▶ _The problem_:
Below is a listing; reproduce each line of it exactly.

(Dataset entries)
• • •

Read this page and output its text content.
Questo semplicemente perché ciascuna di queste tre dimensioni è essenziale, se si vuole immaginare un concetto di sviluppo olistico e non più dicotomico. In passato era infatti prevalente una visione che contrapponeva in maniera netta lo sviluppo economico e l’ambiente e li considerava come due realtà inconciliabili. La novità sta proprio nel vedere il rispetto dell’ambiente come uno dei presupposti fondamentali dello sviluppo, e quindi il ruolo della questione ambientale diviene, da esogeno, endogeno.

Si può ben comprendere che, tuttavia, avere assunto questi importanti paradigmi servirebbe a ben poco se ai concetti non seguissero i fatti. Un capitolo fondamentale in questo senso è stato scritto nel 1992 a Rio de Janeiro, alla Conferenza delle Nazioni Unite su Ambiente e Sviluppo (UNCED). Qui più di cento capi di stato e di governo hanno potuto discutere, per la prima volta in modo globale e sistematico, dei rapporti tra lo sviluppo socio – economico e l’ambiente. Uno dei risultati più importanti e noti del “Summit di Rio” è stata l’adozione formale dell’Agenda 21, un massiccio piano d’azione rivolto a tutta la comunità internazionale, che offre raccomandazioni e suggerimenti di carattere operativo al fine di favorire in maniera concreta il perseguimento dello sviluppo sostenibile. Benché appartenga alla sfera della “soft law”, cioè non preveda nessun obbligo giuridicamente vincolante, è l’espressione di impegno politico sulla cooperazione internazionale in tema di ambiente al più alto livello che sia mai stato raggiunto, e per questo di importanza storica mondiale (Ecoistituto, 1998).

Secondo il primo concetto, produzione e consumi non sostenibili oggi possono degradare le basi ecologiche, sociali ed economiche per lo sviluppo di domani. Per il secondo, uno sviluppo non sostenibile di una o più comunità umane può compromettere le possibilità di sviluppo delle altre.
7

• • •

▶ _Problem solution_:
Read this page and output its text content.
Questo semplicemente perché ciascuna di queste tre dimensioni è essenziale, se si vuole immaginare un concetto di sviluppo olistico e non più dicotomico. In passato era infatti prevalente una visione che contrapponeva in maniera netta lo sviluppo economico e l’ambiente e li considerava come due realtà inconciliabili. La novità sta proprio nel vedere il rispetto dell’ambiente come uno dei presupposti fondamentali dello sviluppo, e quindi il ruolo della questione ambientale diviene, da esogeno, endogeno.

Si può ben comprendere che, tuttavia, avere assunto questi importanti paradigmi servirebbe a ben poco se ai concetti non seguissero i fatti. Un capitolo fondamentale in questo senso è stato scritto nel 1992 a Rio de Janeiro, alla Conferenza delle Nazioni Unite su Ambiente e Sviluppo (UNCED). Qui più di cento capi di stato e di governo hanno potuto discutere, per la prima volta in modo globale e sistematico, dei rapporti tra lo sviluppo socio – economico e l’ambiente. Uno dei risultati più importanti e noti del “Summit di Rio” è stata l’adozione formale dell’Agenda 21, un massiccio piano d’azione rivolto a tutta la comunità internazionale, che offre raccomandazioni e suggerimenti di carattere operativo al fine di favorire in maniera concreta il perseguimento dello sviluppo sostenibile. Benché appartenga alla sfera della “soft law”, cioè non preveda nessun obbligo giuridicamente vincolante, è l’espressione di impegno politico sulla cooperazione internazionale in tema di ambiente al più alto livello che sia mai stato raggiunto, e per questo di importanza storica mondiale (Ecoistituto, 1998).

Secondo il primo concetto, produzione e consumi non sostenibili oggi possono degradare le basi ecologiche, sociali ed economiche per lo sviluppo di domani. Per il secondo, uno sviluppo non sostenibile di una o più comunità umane può compromettere le possibilità di sviluppo delle altre.
7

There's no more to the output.